Saved entries
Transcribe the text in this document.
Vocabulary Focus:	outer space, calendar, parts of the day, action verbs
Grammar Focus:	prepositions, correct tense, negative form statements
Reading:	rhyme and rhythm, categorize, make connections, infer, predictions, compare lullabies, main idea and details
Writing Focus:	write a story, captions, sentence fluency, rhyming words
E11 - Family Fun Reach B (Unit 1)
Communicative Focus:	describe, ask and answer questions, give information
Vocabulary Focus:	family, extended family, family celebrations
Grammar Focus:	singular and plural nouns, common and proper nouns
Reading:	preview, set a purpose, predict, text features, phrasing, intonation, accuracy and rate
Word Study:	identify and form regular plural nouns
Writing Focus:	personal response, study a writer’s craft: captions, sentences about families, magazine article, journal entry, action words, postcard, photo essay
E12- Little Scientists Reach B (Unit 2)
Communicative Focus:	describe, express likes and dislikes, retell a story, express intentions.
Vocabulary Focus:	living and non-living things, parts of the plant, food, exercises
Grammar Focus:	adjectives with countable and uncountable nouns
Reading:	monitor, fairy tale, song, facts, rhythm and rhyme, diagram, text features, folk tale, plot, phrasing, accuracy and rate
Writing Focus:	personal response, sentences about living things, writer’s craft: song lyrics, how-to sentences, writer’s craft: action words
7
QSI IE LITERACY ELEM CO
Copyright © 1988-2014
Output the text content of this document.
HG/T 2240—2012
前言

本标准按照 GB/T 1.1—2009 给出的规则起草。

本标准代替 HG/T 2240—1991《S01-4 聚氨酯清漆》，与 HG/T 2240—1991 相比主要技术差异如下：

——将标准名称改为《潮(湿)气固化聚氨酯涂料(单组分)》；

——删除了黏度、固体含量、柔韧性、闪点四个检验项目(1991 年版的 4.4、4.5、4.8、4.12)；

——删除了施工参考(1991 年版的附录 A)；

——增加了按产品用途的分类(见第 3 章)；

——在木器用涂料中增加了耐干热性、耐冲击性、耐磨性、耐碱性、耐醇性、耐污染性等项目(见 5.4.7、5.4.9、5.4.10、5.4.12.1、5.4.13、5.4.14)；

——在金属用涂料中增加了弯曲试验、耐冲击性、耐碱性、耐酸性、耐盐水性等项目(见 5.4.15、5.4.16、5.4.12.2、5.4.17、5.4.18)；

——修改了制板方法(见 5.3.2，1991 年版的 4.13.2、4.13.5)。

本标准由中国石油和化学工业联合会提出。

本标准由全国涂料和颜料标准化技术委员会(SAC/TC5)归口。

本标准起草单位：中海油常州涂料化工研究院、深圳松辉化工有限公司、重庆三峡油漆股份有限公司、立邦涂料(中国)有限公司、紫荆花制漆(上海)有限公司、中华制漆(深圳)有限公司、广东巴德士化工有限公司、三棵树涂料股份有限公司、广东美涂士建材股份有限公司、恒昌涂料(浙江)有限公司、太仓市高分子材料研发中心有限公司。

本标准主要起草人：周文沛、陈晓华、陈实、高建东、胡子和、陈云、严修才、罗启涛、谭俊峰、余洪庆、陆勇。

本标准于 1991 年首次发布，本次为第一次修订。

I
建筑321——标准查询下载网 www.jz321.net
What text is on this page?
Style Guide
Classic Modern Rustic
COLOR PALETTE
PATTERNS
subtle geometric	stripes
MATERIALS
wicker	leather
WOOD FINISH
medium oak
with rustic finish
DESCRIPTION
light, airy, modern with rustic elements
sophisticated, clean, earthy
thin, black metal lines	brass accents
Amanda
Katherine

AIM OF THE TASK:
Go through the records and print each one exactly.

SOLUTION TO THE EXERCISE:
Transcribe the text in this document.
Vocabulary Focus:	outer space, calendar, parts of the day, action verbs
Grammar Focus:	prepositions, correct tense, negative form statements
Reading:	rhyme and rhythm, categorize, make connections, infer, predictions, compare lullabies, main idea and details
Writing Focus:	write a story, captions, sentence fluency, rhyming words
E11 - Family Fun Reach B (Unit 1)
Communicative Focus:	describe, ask and answer questions, give information
Vocabulary Focus:	family, extended family, family celebrations
Grammar Focus:	singular and plural nouns, common and proper nouns
Reading:	preview, set a purpose, predict, text features, phrasing, intonation, accuracy and rate
Word Study:	identify and form regular plural nouns
Writing Focus:	personal response, study a writer’s craft: captions, sentences about families, magazine article, journal entry, action words, postcard, photo essay
E12- Little Scientists Reach B (Unit 2)
Communicative Focus:	describe, express likes and dislikes, retell a story, express intentions.
Vocabulary Focus:	living and non-living things, parts of the plant, food, exercises
Grammar Focus:	adjectives with countable and uncountable nouns
Reading:	monitor, fairy tale, song, facts, rhythm and rhyme, diagram, text features, folk tale, plot, phrasing, accuracy and rate
Writing Focus:	personal response, sentences about living things, writer’s craft: song lyrics, how-to sentences, writer’s craft: action words
7
QSI IE LITERACY ELEM CO
Copyright © 1988-2014
Output the text content of this document.
HG/T 2240—2012
前言

本标准按照 GB/T 1.1—2009 给出的规则起草。

本标准代替 HG/T 2240—1991《S01-4 聚氨酯清漆》，与 HG/T 2240—1991 相比主要技术差异如下：

——将标准名称改为《潮(湿)气固化聚氨酯涂料(单组分)》；

——删除了黏度、固体含量、柔韧性、闪点四个检验项目(1991 年版的 4.4、4.5、4.8、4.12)；

——删除了施工参考(1991 年版的附录 A)；

——增加了按产品用途的分类(见第 3 章)；

——在木器用涂料中增加了耐干热性、耐冲击性、耐磨性、耐碱性、耐醇性、耐污染性等项目(见 5.4.7、5.4.9、5.4.10、5.4.12.1、5.4.13、5.4.14)；

——在金属用涂料中增加了弯曲试验、耐冲击性、耐碱性、耐酸性、耐盐水性等项目(见 5.4.15、5.4.16、5.4.12.2、5.4.17、5.4.18)；

——修改了制板方法(见 5.3.2，1991 年版的 4.13.2、4.13.5)。

本标准由中国石油和化学工业联合会提出。

本标准由全国涂料和颜料标准化技术委员会(SAC/TC5)归口。

本标准起草单位：中海油常州涂料化工研究院、深圳松辉化工有限公司、重庆三峡油漆股份有限公司、立邦涂料(中国)有限公司、紫荆花制漆(上海)有限公司、中华制漆(深圳)有限公司、广东巴德士化工有限公司、三棵树涂料股份有限公司、广东美涂士建材股份有限公司、恒昌涂料(浙江)有限公司、太仓市高分子材料研发中心有限公司。

本标准主要起草人：周文沛、陈晓华、陈实、高建东、胡子和、陈云、严修才、罗启涛、谭俊峰、余洪庆、陆勇。

本标准于 1991 年首次发布，本次为第一次修订。

I
建筑321——标准查询下载网 www.jz321.net
What text is on this page?
Style Guide
Classic Modern Rustic
COLOR PALETTE
PATTERNS
subtle geometric	stripes
MATERIALS
wicker	leather
WOOD FINISH
medium oak
with rustic finish
DESCRIPTION
light, airy, modern with rustic elements
sophisticated, clean, earthy
thin, black metal lines	brass accents
Amanda
Katherine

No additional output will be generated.